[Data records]
----

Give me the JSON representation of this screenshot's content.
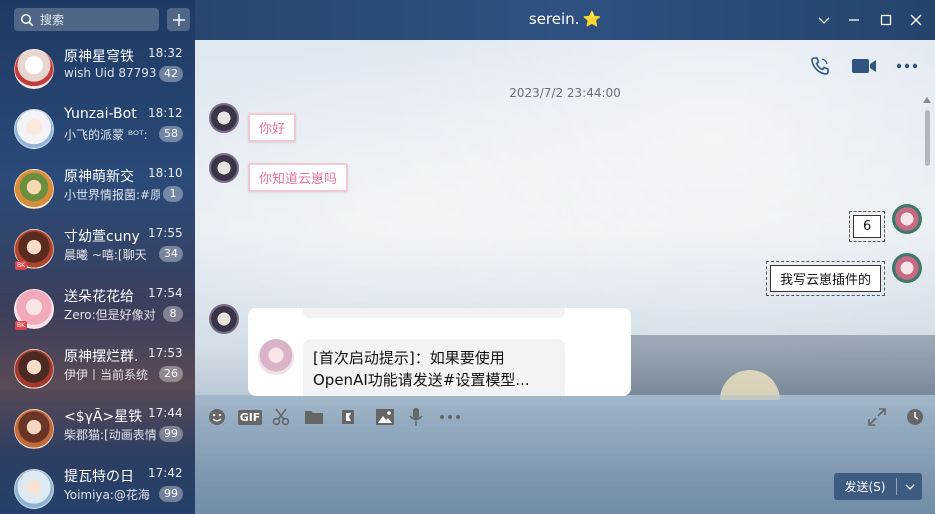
{
  "search": {
    "placeholder": "搜索"
  },
  "window": {
    "title": "serein.",
    "title_emoji": "⭐"
  },
  "conversations": [
    {
      "name": "原神星穹铁",
      "time": "18:32",
      "preview": "wish Uid 87793",
      "count": "42"
    },
    {
      "name": "Yunzai-Bot",
      "time": "18:12",
      "preview": "小飞的派蒙 ᴮᴼᵀ:",
      "count": "58"
    },
    {
      "name": "原神萌新交",
      "time": "18:10",
      "preview": "小世界情报菌:#原",
      "count": "1"
    },
    {
      "name": "寸幼萱cuny",
      "time": "17:55",
      "preview": "晨曦 ~嘻:[聊天",
      "count": "34",
      "mini": "BK"
    },
    {
      "name": "送朵花花给",
      "time": "17:54",
      "preview": "Zero:但是好像对",
      "count": "8",
      "mini": "BK"
    },
    {
      "name": "原神摆烂群.",
      "time": "17:53",
      "preview": "伊伊丨当前系统",
      "count": "26"
    },
    {
      "name": "<$γĀ>星铁",
      "time": "17:44",
      "preview": "柴郡猫:[动画表情",
      "count": "99"
    },
    {
      "name": "提瓦特の日",
      "time": "17:42",
      "preview": "Yoimiya:@花海",
      "count": "99"
    }
  ],
  "chat": {
    "timestamp": "2023/7/2 23:44:00",
    "messages": [
      {
        "text": "你好"
      },
      {
        "text": "你知道云崽吗"
      },
      {
        "text": "6"
      },
      {
        "text": "我写云崽插件的"
      }
    ],
    "card_text": "[首次启动提示]：如果要使用OpenAI功能请发送#设置模型..."
  },
  "toolbar": {
    "gif_label": "GIF"
  },
  "send": {
    "label": "发送(S)"
  },
  "colors": {
    "accent": "#3d5a80",
    "bubble_border": "#f2c7d6",
    "bubble_text": "#e9739b"
  }
}
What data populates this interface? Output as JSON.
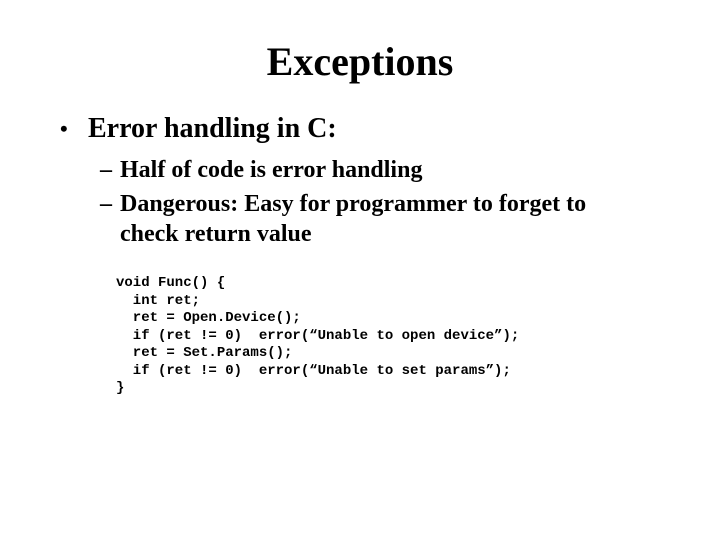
{
  "title": "Exceptions",
  "l1": "Error handling in C:",
  "l2a": "Half of code is error handling",
  "l2b": "Dangerous:  Easy for programmer to forget to check return value",
  "code": "void Func() {\n  int ret;\n  ret = Open.Device();\n  if (ret != 0)  error(“Unable to open device”);\n  ret = Set.Params();\n  if (ret != 0)  error(“Unable to set params”);\n}"
}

----

= DO THIS =
Identify the lines that contain the string "handling", and copy every one of them.

= TASK RESPONSE =
  "l1": "Error handling in C:",
  "l2a": "Half of code is error handling",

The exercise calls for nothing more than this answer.